**Task instructions**
Look through the data for the string "text". Copy every line where it is found.

**Dataset**
□ □ □ □ □

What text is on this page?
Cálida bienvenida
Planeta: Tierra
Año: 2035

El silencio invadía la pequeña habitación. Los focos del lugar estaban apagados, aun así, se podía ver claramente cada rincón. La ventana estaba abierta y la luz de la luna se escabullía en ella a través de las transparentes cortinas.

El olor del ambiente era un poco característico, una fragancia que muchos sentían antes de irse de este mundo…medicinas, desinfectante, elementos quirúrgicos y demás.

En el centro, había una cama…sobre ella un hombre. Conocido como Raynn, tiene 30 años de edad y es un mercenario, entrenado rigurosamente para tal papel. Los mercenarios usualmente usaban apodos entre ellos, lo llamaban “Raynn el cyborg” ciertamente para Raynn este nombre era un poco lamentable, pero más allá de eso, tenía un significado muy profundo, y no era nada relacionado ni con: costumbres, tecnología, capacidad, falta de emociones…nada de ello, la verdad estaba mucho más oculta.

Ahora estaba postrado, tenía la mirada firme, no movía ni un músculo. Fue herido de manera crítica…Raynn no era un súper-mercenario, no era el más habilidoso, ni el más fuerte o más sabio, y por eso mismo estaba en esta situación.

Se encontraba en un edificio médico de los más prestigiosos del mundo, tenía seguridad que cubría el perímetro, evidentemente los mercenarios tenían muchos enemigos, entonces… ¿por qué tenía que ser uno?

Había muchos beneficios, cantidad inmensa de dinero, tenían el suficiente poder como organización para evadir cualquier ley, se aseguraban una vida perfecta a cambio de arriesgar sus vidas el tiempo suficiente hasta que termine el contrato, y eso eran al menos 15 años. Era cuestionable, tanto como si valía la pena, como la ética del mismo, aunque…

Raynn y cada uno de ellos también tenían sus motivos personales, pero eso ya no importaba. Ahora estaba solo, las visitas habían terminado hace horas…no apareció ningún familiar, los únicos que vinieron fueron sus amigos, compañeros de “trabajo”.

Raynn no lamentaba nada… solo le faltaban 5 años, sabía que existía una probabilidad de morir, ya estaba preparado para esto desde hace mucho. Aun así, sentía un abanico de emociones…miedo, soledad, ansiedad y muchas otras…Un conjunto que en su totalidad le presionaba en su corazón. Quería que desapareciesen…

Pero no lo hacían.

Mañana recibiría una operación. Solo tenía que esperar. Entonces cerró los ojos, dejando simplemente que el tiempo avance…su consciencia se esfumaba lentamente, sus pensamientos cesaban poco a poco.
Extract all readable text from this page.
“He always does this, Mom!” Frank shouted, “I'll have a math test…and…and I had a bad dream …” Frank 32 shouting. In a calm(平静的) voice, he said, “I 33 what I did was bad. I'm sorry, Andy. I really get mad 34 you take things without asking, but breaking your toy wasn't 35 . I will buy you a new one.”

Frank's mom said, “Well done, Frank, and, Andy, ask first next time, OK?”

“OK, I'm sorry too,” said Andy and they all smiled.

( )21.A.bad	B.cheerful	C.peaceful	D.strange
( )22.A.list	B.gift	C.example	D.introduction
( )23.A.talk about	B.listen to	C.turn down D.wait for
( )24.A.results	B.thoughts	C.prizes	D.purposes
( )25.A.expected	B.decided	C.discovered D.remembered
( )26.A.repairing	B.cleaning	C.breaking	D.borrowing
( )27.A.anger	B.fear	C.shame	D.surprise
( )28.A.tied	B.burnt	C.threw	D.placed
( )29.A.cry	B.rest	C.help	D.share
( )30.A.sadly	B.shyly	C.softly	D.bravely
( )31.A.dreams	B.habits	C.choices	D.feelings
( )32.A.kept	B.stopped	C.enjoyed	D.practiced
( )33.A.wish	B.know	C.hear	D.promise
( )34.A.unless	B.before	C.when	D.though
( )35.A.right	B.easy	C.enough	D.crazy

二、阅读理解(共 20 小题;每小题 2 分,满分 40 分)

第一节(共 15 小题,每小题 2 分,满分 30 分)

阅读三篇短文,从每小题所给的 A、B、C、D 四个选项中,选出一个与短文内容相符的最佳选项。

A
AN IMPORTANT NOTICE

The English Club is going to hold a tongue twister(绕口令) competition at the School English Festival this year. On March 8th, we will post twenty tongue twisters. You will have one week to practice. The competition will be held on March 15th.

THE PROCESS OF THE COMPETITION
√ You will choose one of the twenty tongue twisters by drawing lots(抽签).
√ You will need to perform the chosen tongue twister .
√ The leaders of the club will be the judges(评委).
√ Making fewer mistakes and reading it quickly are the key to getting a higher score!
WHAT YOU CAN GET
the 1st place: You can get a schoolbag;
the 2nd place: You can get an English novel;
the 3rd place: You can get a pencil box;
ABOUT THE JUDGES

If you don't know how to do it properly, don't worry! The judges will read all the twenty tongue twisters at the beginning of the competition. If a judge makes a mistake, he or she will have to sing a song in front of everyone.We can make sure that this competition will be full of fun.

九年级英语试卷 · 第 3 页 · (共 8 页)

□ □ □ □ □

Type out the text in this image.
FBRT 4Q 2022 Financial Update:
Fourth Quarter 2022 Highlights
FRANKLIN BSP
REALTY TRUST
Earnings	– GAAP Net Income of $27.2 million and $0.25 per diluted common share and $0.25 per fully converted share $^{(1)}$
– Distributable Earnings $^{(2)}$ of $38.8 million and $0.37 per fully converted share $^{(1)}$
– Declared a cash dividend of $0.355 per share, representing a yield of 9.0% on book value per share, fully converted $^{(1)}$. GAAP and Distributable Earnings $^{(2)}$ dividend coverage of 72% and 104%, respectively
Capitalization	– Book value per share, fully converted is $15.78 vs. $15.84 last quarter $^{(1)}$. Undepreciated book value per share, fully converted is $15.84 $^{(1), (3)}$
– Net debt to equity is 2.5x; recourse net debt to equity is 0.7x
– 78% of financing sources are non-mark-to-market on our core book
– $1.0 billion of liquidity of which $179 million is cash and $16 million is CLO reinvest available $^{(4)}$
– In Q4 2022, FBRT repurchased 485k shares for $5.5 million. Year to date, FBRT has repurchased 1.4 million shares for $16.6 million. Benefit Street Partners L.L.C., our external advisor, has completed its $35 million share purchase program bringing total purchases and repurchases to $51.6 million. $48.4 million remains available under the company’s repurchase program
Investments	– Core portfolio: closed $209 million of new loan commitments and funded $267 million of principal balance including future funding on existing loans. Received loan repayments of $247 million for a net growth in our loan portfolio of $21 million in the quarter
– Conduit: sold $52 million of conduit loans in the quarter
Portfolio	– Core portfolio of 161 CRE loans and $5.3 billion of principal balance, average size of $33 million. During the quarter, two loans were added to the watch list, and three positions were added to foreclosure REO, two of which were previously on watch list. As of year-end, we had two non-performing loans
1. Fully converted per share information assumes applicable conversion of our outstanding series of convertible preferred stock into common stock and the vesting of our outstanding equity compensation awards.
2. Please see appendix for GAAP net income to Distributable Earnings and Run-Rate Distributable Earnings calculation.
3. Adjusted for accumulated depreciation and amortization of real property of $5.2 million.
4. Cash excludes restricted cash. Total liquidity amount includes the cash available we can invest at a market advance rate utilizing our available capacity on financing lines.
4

□ □ □ □ □

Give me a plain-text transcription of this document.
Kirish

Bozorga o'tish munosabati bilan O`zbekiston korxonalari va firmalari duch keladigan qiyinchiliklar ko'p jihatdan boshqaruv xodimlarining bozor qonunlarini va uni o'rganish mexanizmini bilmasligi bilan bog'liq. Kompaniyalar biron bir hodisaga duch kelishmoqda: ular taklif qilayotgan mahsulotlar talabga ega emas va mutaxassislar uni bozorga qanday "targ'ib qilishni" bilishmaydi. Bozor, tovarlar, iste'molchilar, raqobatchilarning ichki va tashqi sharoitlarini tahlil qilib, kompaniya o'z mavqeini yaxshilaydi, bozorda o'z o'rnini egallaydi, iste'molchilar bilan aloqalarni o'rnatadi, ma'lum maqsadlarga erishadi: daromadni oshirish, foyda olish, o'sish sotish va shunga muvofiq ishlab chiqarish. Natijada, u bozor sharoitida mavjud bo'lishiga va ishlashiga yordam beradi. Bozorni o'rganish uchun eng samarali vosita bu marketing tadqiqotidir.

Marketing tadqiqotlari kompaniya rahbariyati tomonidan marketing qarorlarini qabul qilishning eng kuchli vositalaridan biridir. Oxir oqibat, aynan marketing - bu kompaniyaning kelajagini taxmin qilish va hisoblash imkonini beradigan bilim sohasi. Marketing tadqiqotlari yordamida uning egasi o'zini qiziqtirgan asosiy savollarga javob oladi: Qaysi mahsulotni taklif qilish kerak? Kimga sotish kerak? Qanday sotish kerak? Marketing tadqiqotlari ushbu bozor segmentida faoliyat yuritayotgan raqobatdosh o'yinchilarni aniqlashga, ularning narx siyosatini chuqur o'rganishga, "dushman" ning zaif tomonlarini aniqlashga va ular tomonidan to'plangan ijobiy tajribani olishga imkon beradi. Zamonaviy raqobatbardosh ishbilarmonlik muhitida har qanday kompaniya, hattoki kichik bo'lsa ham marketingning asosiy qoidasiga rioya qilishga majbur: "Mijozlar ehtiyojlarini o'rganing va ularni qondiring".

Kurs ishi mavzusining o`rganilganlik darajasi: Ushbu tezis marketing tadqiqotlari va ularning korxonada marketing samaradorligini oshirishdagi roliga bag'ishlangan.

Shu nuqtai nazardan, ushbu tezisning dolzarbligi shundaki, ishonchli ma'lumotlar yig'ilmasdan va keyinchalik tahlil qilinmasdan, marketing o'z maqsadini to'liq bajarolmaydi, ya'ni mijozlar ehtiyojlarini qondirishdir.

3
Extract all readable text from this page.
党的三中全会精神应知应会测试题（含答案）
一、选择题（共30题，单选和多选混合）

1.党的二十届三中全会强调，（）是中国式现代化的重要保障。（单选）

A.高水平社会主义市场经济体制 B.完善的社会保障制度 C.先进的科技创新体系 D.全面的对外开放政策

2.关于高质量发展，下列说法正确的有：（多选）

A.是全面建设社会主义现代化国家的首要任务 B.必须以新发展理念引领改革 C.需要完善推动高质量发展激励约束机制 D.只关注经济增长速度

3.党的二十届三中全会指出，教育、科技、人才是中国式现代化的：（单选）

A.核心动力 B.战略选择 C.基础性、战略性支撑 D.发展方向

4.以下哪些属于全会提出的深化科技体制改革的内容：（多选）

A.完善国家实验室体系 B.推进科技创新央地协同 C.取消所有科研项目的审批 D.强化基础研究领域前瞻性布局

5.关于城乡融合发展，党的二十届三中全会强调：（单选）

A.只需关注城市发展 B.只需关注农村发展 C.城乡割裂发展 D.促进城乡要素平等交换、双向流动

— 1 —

□ □ □ □ □

**Completed task**
What text is on this page?
Extract all readable text from this page.
Type out the text in this image.
Give me a plain-text transcription of this document.
Extract all readable text from this page.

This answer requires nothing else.